THE TASK:
Word for word, retype every entry in the listing.
◇ ◇ ◇ ◇ ◇ ◇ ◇
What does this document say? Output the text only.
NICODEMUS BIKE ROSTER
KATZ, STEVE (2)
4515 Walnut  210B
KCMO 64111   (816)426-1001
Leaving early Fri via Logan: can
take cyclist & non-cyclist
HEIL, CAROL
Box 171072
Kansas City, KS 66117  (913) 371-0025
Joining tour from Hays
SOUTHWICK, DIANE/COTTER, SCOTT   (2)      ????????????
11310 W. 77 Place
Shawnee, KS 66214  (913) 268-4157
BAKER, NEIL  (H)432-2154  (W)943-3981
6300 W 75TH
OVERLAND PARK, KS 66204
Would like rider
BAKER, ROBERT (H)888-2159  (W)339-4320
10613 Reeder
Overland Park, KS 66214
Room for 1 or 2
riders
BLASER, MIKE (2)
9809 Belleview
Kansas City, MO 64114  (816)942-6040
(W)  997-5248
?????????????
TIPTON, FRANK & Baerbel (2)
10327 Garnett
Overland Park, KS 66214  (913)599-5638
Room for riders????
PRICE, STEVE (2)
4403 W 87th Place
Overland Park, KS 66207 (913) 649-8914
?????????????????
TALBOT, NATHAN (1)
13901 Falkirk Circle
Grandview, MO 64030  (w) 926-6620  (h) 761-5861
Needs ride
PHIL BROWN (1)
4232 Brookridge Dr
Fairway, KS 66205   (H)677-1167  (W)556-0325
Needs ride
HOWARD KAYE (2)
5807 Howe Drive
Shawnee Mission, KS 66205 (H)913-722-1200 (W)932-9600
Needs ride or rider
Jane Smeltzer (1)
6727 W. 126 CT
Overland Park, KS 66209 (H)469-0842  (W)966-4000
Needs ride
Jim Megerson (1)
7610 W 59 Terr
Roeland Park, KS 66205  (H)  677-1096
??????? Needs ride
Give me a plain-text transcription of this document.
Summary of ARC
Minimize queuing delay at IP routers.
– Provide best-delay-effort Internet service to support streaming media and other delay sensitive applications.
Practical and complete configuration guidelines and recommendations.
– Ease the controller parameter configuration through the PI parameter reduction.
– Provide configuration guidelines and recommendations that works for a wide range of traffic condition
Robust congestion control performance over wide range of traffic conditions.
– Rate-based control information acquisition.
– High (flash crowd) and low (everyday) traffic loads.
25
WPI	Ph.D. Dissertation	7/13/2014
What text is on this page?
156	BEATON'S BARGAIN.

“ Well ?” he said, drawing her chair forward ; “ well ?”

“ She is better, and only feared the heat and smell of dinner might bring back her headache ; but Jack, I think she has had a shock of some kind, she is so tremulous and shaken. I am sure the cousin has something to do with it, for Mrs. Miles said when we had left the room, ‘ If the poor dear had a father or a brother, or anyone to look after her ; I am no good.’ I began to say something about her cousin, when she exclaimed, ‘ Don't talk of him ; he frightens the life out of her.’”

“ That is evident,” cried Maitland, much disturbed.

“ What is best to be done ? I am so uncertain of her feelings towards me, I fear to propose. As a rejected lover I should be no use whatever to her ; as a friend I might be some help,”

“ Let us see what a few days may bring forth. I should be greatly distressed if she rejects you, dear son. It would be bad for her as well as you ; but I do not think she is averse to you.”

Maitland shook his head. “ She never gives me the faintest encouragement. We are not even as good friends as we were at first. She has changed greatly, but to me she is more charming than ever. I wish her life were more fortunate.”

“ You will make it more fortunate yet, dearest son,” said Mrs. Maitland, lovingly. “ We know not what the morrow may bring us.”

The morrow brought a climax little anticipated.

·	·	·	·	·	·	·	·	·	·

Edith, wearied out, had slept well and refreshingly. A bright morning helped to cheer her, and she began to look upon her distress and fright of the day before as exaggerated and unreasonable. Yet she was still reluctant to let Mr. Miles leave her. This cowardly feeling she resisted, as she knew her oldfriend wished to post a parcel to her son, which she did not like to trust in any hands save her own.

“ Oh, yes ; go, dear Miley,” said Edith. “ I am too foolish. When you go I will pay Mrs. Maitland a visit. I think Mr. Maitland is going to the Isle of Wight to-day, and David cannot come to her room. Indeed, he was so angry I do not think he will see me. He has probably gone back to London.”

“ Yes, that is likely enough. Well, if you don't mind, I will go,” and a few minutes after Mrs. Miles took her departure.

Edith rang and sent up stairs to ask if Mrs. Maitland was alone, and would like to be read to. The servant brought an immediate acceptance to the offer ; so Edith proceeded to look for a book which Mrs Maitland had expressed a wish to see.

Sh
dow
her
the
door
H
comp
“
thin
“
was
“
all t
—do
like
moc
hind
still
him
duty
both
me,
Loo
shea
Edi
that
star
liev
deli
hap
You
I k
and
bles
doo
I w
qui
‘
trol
◇ ◇ ◇ ◇ ◇ ◇ ◇
RESPONSE BELOW:
What does this document say? Output the text only.
NICODEMUS BIKE ROSTER
KATZ, STEVE (2)
4515 Walnut  210B
KCMO 64111   (816)426-1001
Leaving early Fri via Logan: can
take cyclist & non-cyclist
HEIL, CAROL
Box 171072
Kansas City, KS 66117  (913) 371-0025
Joining tour from Hays
SOUTHWICK, DIANE/COTTER, SCOTT   (2)      ????????????
11310 W. 77 Place
Shawnee, KS 66214  (913) 268-4157
BAKER, NEIL  (H)432-2154  (W)943-3981
6300 W 75TH
OVERLAND PARK, KS 66204
Would like rider
BAKER, ROBERT (H)888-2159  (W)339-4320
10613 Reeder
Overland Park, KS 66214
Room for 1 or 2
riders
BLASER, MIKE (2)
9809 Belleview
Kansas City, MO 64114  (816)942-6040
(W)  997-5248
?????????????
TIPTON, FRANK & Baerbel (2)
10327 Garnett
Overland Park, KS 66214  (913)599-5638
Room for riders????
PRICE, STEVE (2)
4403 W 87th Place
Overland Park, KS 66207 (913) 649-8914
?????????????????
TALBOT, NATHAN (1)
13901 Falkirk Circle
Grandview, MO 64030  (w) 926-6620  (h) 761-5861
Needs ride
PHIL BROWN (1)
4232 Brookridge Dr
Fairway, KS 66205   (H)677-1167  (W)556-0325
Needs ride
HOWARD KAYE (2)
5807 Howe Drive
Shawnee Mission, KS 66205 (H)913-722-1200 (W)932-9600
Needs ride or rider
Jane Smeltzer (1)
6727 W. 126 CT
Overland Park, KS 66209 (H)469-0842  (W)966-4000
Needs ride
Jim Megerson (1)
7610 W 59 Terr
Roeland Park, KS 66205  (H)  677-1096
??????? Needs ride
Give me a plain-text transcription of this document.
Summary of ARC
Minimize queuing delay at IP routers.
– Provide best-delay-effort Internet service to support streaming media and other delay sensitive applications.
Practical and complete configuration guidelines and recommendations.
– Ease the controller parameter configuration through the PI parameter reduction.
– Provide configuration guidelines and recommendations that works for a wide range of traffic condition
Robust congestion control performance over wide range of traffic conditions.
– Rate-based control information acquisition.
– High (flash crowd) and low (everyday) traffic loads.
25
WPI	Ph.D. Dissertation	7/13/2014
What text is on this page?
156	BEATON'S BARGAIN.

“ Well ?” he said, drawing her chair forward ; “ well ?”

“ She is better, and only feared the heat and smell of dinner might bring back her headache ; but Jack, I think she has had a shock of some kind, she is so tremulous and shaken. I am sure the cousin has something to do with it, for Mrs. Miles said when we had left the room, ‘ If the poor dear had a father or a brother, or anyone to look after her ; I am no good.’ I began to say something about her cousin, when she exclaimed, ‘ Don't talk of him ; he frightens the life out of her.’”

“ That is evident,” cried Maitland, much disturbed.

“ What is best to be done ? I am so uncertain of her feelings towards me, I fear to propose. As a rejected lover I should be no use whatever to her ; as a friend I might be some help,”

“ Let us see what a few days may bring forth. I should be greatly distressed if she rejects you, dear son. It would be bad for her as well as you ; but I do not think she is averse to you.”

Maitland shook his head. “ She never gives me the faintest encouragement. We are not even as good friends as we were at first. She has changed greatly, but to me she is more charming than ever. I wish her life were more fortunate.”

“ You will make it more fortunate yet, dearest son,” said Mrs. Maitland, lovingly. “ We know not what the morrow may bring us.”

The morrow brought a climax little anticipated.

·	·	·	·	·	·	·	·	·	·

Edith, wearied out, had slept well and refreshingly. A bright morning helped to cheer her, and she began to look upon her distress and fright of the day before as exaggerated and unreasonable. Yet she was still reluctant to let Mr. Miles leave her. This cowardly feeling she resisted, as she knew her oldfriend wished to post a parcel to her son, which she did not like to trust in any hands save her own.

“ Oh, yes ; go, dear Miley,” said Edith. “ I am too foolish. When you go I will pay Mrs. Maitland a visit. I think Mr. Maitland is going to the Isle of Wight to-day, and David cannot come to her room. Indeed, he was so angry I do not think he will see me. He has probably gone back to London.”

“ Yes, that is likely enough. Well, if you don't mind, I will go,” and a few minutes after Mrs. Miles took her departure.

Edith rang and sent up stairs to ask if Mrs. Maitland was alone, and would like to be read to. The servant brought an immediate acceptance to the offer ; so Edith proceeded to look for a book which Mrs Maitland had expressed a wish to see.

Sh
dow
her
the
door
H
comp
“
thin
“
was
“
all t
—do
like
moc
hind
still
him
duty
both
me,
Loo
shea
Edi
that
star
liev
deli
hap
You
I k
and
bles
doo
I w
qui
‘
trol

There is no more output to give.